STATED TASK: Copy out all of the data exactly as it appears.

:: DATA SUPPLIED ::

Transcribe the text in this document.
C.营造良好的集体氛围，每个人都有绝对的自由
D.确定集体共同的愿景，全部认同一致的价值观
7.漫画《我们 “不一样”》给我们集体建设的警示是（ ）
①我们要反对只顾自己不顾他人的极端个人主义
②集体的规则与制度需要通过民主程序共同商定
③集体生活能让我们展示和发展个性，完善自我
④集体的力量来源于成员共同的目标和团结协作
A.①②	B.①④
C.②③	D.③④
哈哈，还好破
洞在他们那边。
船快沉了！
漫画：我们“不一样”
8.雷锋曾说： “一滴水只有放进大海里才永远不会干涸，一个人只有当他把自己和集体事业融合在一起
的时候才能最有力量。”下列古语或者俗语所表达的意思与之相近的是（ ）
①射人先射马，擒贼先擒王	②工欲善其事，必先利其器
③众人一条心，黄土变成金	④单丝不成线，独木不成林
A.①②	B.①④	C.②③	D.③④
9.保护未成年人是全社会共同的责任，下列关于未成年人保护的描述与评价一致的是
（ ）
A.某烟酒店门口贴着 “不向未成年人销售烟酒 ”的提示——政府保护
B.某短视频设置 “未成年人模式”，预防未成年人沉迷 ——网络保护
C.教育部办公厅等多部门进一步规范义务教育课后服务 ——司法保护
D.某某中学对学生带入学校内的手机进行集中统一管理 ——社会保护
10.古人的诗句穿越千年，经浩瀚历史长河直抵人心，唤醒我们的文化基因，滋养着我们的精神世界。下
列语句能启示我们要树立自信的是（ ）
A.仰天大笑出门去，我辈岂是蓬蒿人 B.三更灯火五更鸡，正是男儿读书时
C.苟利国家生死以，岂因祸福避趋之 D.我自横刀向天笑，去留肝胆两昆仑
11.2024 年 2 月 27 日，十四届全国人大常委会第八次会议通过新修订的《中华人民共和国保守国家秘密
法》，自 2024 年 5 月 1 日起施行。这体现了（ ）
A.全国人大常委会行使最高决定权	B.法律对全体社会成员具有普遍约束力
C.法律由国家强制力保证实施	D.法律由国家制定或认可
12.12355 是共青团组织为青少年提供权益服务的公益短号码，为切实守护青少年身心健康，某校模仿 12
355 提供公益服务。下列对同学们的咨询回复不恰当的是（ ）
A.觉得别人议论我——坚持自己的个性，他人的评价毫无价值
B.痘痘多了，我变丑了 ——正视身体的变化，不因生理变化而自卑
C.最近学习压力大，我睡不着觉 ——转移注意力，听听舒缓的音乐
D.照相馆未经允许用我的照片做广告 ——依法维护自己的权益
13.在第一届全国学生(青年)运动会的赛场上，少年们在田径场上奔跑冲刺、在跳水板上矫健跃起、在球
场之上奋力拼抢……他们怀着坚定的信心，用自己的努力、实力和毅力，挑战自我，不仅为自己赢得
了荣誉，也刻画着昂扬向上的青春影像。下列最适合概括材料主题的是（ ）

:::

TASK OUTPUT:
Transcribe the text in this document.
C.营造良好的集体氛围，每个人都有绝对的自由
D.确定集体共同的愿景，全部认同一致的价值观
7.漫画《我们 “不一样”》给我们集体建设的警示是（ ）
①我们要反对只顾自己不顾他人的极端个人主义
②集体的规则与制度需要通过民主程序共同商定
③集体生活能让我们展示和发展个性，完善自我
④集体的力量来源于成员共同的目标和团结协作
A.①②	B.①④
C.②③	D.③④
哈哈，还好破
洞在他们那边。
船快沉了！
漫画：我们“不一样”
8.雷锋曾说： “一滴水只有放进大海里才永远不会干涸，一个人只有当他把自己和集体事业融合在一起
的时候才能最有力量。”下列古语或者俗语所表达的意思与之相近的是（ ）
①射人先射马，擒贼先擒王	②工欲善其事，必先利其器
③众人一条心，黄土变成金	④单丝不成线，独木不成林
A.①②	B.①④	C.②③	D.③④
9.保护未成年人是全社会共同的责任，下列关于未成年人保护的描述与评价一致的是
（ ）
A.某烟酒店门口贴着 “不向未成年人销售烟酒 ”的提示——政府保护
B.某短视频设置 “未成年人模式”，预防未成年人沉迷 ——网络保护
C.教育部办公厅等多部门进一步规范义务教育课后服务 ——司法保护
D.某某中学对学生带入学校内的手机进行集中统一管理 ——社会保护
10.古人的诗句穿越千年，经浩瀚历史长河直抵人心，唤醒我们的文化基因，滋养着我们的精神世界。下
列语句能启示我们要树立自信的是（ ）
A.仰天大笑出门去，我辈岂是蓬蒿人 B.三更灯火五更鸡，正是男儿读书时
C.苟利国家生死以，岂因祸福避趋之 D.我自横刀向天笑，去留肝胆两昆仑
11.2024 年 2 月 27 日，十四届全国人大常委会第八次会议通过新修订的《中华人民共和国保守国家秘密
法》，自 2024 年 5 月 1 日起施行。这体现了（ ）
A.全国人大常委会行使最高决定权	B.法律对全体社会成员具有普遍约束力
C.法律由国家强制力保证实施	D.法律由国家制定或认可
12.12355 是共青团组织为青少年提供权益服务的公益短号码，为切实守护青少年身心健康，某校模仿 12
355 提供公益服务。下列对同学们的咨询回复不恰当的是（ ）
A.觉得别人议论我——坚持自己的个性，他人的评价毫无价值
B.痘痘多了，我变丑了 ——正视身体的变化，不因生理变化而自卑
C.最近学习压力大，我睡不着觉 ——转移注意力，听听舒缓的音乐
D.照相馆未经允许用我的照片做广告 ——依法维护自己的权益
13.在第一届全国学生(青年)运动会的赛场上，少年们在田径场上奔跑冲刺、在跳水板上矫健跃起、在球
场之上奋力拼抢……他们怀着坚定的信心，用自己的努力、实力和毅力，挑战自我，不仅为自己赢得
了荣誉，也刻画着昂扬向上的青春影像。下列最适合概括材料主题的是（ ）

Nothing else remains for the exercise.